**TASK DETAILS:**
Compile every line that includes the word "permite".

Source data
^^^^

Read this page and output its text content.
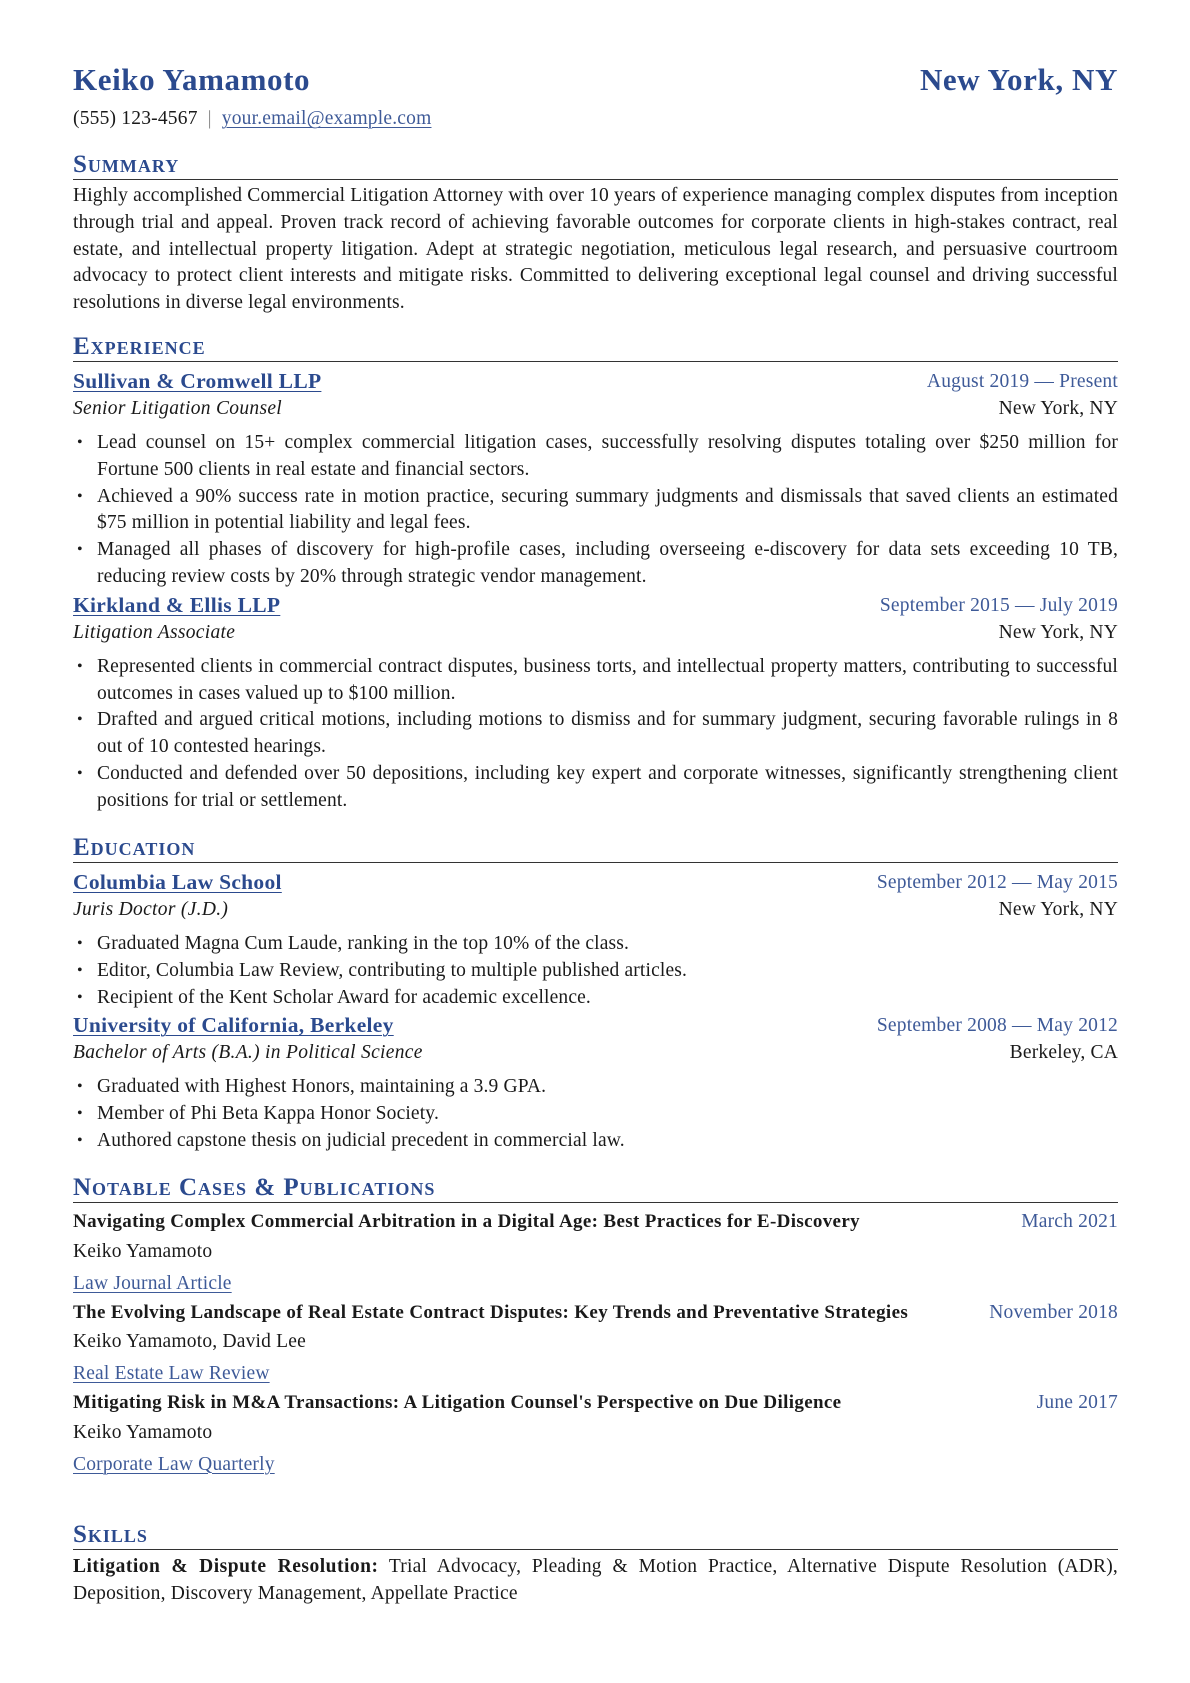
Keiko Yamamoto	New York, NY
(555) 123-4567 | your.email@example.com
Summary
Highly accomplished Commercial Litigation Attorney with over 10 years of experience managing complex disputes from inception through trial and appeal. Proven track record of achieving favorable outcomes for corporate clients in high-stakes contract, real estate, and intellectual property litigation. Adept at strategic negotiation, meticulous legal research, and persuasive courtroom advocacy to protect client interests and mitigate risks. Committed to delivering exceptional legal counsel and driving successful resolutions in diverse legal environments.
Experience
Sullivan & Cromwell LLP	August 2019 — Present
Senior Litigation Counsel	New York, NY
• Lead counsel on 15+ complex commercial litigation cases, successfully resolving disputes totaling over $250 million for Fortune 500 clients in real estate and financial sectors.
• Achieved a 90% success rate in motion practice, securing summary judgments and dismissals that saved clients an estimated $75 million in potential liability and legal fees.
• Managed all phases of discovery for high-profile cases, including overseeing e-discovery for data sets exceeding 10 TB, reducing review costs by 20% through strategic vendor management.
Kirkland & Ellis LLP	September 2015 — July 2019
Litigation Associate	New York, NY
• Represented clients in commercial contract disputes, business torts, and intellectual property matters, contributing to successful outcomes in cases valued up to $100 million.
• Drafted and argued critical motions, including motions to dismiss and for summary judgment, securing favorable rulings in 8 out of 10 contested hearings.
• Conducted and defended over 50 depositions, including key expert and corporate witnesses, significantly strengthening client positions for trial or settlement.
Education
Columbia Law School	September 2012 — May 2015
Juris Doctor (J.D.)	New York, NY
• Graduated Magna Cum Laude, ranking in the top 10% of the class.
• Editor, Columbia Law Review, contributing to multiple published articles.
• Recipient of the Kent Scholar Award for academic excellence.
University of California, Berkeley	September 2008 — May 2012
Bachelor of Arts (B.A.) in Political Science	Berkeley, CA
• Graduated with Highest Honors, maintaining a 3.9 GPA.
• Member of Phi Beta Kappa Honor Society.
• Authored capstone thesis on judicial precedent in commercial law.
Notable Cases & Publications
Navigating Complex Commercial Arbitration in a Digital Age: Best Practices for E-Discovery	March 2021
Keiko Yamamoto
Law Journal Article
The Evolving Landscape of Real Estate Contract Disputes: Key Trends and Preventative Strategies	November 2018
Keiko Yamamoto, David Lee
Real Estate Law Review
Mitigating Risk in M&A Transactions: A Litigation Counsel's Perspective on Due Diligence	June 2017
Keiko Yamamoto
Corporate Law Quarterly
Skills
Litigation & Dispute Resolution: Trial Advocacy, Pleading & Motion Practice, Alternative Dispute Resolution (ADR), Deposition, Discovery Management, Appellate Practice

^^^^

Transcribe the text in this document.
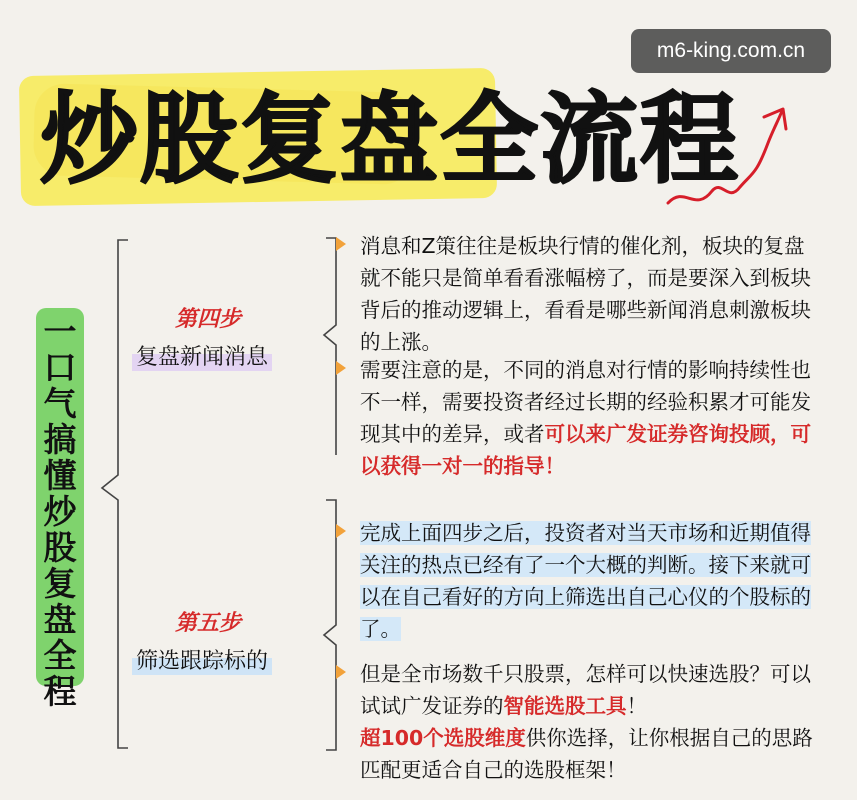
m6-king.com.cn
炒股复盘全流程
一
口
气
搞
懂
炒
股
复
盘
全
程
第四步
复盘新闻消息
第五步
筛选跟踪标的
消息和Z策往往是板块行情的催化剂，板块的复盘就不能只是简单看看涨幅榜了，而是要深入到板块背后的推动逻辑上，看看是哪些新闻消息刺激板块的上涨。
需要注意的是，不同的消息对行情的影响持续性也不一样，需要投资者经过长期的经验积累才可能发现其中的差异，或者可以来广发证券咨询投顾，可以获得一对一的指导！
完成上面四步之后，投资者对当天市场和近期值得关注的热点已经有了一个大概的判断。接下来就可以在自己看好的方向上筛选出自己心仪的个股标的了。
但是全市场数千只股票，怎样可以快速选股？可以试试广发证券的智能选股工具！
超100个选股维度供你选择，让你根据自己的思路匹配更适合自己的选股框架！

^^^^

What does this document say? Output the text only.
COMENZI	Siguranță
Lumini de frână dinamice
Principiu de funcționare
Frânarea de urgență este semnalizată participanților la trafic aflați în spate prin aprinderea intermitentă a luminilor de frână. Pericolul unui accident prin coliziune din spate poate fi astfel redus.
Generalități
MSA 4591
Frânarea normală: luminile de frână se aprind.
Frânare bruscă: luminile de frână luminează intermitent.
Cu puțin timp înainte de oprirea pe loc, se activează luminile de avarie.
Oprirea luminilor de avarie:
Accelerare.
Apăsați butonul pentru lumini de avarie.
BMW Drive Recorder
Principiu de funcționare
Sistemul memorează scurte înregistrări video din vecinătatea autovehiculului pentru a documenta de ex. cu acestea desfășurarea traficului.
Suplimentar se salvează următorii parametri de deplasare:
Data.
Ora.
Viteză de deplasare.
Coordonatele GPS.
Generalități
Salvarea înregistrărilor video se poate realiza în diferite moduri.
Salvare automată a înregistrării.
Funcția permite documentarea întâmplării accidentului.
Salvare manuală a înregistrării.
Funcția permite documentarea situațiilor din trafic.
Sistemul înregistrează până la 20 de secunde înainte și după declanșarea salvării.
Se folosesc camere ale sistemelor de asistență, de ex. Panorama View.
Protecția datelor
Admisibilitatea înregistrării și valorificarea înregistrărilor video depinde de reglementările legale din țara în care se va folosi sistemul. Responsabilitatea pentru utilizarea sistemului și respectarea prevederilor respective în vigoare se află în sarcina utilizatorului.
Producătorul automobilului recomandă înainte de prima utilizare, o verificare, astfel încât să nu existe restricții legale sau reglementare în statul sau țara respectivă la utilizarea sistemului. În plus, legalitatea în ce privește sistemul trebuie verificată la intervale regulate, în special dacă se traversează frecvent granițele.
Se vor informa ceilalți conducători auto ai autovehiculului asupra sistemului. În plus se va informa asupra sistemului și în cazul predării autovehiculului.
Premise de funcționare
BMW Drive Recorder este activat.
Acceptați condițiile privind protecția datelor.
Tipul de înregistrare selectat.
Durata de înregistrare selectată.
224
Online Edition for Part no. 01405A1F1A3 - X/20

^^^^

**TASK RESPONSE:**
Funcția permite documentarea întâmplării accidentului.
Funcția permite documentarea situațiilor din trafic.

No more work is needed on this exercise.